(Excerpt from a dataset)
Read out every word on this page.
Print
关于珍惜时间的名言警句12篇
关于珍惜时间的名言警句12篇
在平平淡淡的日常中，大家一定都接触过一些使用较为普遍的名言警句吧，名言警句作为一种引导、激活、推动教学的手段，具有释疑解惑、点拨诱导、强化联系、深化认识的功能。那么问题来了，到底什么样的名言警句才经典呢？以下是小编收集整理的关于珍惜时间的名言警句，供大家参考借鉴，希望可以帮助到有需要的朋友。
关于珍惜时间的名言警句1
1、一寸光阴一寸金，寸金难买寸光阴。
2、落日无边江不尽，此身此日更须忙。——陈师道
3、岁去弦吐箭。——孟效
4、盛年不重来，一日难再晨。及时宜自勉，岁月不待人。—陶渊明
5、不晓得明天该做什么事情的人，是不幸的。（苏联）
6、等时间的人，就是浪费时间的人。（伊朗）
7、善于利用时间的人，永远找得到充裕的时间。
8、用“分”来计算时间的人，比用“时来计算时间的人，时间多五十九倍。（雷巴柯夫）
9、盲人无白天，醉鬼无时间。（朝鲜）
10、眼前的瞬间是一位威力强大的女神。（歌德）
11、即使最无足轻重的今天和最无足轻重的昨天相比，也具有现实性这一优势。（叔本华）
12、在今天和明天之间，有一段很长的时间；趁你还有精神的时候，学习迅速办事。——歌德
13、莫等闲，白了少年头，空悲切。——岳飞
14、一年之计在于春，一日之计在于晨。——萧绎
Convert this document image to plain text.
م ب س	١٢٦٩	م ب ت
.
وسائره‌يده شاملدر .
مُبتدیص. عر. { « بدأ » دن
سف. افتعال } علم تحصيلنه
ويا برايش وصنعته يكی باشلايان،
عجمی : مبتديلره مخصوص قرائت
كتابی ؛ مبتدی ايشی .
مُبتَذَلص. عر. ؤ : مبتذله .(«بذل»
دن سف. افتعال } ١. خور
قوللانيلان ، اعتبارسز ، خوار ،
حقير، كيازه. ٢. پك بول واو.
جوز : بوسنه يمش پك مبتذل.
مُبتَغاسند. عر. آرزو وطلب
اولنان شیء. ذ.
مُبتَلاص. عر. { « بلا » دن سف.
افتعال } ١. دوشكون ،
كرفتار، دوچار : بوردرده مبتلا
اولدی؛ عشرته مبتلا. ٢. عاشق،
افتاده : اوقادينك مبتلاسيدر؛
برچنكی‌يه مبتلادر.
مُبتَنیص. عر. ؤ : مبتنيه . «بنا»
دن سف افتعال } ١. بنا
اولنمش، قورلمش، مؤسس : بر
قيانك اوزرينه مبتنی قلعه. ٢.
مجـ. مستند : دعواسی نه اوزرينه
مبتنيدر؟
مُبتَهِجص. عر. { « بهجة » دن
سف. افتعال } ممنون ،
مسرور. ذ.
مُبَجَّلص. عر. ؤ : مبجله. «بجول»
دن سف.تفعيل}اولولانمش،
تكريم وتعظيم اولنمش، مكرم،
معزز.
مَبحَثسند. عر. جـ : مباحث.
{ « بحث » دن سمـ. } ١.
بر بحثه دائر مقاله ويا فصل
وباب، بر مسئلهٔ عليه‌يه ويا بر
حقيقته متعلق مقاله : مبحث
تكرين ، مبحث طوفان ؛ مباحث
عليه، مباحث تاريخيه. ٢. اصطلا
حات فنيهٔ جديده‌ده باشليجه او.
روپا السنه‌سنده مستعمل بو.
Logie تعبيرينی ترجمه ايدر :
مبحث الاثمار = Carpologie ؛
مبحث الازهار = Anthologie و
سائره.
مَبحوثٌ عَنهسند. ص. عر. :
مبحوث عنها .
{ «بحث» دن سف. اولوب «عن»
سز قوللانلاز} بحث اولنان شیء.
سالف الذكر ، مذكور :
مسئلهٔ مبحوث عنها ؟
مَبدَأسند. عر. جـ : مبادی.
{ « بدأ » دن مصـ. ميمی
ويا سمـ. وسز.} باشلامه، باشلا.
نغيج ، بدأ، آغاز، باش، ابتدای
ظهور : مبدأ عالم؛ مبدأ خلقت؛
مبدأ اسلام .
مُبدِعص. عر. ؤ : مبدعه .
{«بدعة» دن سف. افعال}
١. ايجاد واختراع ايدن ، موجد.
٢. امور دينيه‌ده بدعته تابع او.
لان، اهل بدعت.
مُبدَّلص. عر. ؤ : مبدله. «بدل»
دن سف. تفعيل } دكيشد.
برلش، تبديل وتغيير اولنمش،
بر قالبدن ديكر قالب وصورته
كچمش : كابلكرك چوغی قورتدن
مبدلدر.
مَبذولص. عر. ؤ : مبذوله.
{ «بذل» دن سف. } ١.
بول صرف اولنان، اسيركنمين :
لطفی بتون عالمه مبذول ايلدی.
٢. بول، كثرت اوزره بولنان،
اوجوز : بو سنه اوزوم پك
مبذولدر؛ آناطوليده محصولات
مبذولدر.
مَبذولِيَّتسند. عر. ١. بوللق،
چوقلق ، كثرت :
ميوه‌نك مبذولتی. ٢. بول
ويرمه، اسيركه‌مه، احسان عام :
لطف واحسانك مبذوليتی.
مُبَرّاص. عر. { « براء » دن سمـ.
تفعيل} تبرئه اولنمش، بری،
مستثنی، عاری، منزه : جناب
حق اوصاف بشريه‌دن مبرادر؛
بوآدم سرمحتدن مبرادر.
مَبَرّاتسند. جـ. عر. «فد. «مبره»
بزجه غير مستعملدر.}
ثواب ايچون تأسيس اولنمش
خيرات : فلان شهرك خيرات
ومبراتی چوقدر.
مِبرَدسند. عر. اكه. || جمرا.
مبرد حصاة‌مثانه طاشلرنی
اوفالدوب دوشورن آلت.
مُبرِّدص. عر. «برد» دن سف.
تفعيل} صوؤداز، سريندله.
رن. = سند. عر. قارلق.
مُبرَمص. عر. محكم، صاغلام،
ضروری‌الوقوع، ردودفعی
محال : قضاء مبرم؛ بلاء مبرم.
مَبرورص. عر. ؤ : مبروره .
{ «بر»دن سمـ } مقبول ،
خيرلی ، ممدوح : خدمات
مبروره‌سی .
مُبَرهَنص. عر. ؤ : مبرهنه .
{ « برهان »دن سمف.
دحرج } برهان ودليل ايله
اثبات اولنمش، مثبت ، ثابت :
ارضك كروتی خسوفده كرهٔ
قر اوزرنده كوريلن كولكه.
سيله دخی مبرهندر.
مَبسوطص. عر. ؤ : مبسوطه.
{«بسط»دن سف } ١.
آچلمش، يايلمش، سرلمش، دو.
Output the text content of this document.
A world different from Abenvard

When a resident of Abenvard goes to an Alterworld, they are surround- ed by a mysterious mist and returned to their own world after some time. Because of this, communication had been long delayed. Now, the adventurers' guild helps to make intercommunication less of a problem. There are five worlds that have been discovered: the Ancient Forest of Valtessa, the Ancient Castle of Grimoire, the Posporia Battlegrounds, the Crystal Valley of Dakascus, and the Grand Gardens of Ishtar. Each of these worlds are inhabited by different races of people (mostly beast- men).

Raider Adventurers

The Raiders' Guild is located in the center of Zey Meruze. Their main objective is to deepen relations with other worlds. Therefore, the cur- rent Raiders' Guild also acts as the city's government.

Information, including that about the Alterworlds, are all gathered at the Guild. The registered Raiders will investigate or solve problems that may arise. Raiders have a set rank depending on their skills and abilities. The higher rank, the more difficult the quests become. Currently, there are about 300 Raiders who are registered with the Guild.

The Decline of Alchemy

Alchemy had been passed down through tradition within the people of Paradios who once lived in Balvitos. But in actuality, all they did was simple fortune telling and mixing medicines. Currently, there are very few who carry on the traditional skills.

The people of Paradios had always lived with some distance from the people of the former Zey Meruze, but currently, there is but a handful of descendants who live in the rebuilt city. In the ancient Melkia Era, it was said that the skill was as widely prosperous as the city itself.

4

[TASK TO CARRY OUT]:
In the lines above, locate the string "اوزرينه". Copy every line where it occurs.

[WRITTEN RESPONSE]:
قيانك اوزرينه مبتنی قلعه. ٢.
مجـ. مستند : دعواسی نه اوزرينه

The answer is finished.